Task brief:
Read the listing and extract each line that includes the word "this".

━━━ Record excerpts

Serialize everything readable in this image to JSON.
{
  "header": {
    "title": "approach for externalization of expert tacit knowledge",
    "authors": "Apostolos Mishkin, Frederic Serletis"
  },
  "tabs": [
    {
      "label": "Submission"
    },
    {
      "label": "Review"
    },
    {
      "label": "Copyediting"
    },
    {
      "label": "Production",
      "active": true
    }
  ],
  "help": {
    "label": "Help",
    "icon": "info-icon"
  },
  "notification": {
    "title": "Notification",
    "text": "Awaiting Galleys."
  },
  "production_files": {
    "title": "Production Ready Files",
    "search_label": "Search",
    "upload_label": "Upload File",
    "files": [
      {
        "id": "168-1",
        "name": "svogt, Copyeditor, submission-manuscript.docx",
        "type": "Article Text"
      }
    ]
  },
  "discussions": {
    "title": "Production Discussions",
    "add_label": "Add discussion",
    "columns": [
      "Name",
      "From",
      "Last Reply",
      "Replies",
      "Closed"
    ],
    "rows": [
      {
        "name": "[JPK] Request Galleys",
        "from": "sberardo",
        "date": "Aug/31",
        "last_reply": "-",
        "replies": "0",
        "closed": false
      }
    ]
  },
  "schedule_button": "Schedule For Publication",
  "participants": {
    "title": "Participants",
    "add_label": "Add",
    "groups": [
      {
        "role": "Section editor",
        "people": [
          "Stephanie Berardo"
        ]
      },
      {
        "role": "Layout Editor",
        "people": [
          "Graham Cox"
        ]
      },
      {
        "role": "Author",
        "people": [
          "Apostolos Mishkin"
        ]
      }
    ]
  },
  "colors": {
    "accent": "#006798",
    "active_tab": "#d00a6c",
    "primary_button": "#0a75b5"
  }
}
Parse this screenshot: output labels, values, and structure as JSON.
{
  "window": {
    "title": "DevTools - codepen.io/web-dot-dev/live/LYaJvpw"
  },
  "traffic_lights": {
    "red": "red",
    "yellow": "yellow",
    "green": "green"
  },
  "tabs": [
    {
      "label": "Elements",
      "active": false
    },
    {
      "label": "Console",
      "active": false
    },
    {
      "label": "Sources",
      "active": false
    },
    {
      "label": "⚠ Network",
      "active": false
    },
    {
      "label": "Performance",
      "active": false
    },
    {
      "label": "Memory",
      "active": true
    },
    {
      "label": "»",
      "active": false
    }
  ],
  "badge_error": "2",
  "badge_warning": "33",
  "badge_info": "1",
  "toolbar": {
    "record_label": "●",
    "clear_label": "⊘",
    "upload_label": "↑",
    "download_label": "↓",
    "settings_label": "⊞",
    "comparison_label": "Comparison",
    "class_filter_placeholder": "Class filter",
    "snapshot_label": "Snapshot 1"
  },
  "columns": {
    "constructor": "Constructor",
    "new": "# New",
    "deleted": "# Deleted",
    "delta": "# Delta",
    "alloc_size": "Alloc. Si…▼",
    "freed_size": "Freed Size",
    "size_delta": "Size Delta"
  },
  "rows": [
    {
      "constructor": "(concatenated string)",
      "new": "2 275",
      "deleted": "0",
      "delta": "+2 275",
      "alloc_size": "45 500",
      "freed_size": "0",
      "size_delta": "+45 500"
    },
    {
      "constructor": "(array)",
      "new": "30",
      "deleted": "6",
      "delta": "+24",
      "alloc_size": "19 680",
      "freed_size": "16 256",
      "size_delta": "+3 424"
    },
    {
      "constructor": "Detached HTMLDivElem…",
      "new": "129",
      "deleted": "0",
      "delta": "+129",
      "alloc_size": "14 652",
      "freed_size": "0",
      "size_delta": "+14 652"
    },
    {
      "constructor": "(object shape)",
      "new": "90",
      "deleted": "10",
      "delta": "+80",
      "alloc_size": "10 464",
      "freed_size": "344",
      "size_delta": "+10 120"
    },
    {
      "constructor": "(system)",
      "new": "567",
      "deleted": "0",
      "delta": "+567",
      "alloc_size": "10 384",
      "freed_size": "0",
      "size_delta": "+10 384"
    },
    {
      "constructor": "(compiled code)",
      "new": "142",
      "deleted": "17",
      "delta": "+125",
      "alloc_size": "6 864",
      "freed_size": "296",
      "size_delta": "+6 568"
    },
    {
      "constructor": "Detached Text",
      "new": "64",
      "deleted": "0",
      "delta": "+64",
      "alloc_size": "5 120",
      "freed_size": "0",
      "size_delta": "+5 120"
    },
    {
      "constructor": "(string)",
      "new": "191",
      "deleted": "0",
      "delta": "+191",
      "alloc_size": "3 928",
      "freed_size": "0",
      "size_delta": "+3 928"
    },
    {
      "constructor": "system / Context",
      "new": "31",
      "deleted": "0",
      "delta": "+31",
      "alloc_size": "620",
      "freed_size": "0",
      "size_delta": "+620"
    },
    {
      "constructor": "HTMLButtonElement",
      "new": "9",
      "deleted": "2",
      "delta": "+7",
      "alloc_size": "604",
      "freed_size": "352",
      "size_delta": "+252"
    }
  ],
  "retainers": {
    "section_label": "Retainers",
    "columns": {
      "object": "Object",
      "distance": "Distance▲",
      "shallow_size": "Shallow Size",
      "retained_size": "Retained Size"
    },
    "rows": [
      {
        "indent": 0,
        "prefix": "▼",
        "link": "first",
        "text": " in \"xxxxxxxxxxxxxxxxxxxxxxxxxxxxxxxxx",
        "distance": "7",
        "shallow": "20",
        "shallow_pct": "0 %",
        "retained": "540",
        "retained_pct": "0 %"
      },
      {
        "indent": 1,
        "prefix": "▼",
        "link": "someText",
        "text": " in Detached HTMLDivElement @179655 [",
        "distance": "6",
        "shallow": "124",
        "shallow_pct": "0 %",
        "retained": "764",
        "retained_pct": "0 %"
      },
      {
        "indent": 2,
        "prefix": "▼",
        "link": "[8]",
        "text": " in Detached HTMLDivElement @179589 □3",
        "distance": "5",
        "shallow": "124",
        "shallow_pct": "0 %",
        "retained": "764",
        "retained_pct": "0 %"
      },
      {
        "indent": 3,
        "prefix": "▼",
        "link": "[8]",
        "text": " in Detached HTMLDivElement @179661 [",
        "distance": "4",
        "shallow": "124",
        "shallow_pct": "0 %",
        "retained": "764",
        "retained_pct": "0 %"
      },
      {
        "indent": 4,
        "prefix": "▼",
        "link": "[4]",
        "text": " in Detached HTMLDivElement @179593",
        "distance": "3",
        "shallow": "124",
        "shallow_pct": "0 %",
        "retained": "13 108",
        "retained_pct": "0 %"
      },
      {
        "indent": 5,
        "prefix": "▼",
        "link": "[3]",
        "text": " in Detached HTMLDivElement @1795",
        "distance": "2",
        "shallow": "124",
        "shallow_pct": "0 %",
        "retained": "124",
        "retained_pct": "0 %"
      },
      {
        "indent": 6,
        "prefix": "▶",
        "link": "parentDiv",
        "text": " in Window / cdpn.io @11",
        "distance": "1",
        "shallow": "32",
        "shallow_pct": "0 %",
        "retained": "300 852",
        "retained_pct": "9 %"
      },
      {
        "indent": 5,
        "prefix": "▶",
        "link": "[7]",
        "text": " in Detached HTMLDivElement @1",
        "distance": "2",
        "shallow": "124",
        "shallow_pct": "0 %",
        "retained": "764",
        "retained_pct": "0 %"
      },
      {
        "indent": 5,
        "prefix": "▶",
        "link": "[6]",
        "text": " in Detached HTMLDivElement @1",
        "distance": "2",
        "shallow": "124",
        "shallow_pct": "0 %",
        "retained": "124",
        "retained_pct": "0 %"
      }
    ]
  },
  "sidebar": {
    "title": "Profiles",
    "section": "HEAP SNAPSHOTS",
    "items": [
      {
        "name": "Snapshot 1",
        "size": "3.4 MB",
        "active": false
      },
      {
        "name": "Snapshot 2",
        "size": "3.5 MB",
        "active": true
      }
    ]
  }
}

━━━━━━

Response to the task:
Serialize everything readable in this image to JSON.
Parse this screenshot: output labels, values, and structure as JSON.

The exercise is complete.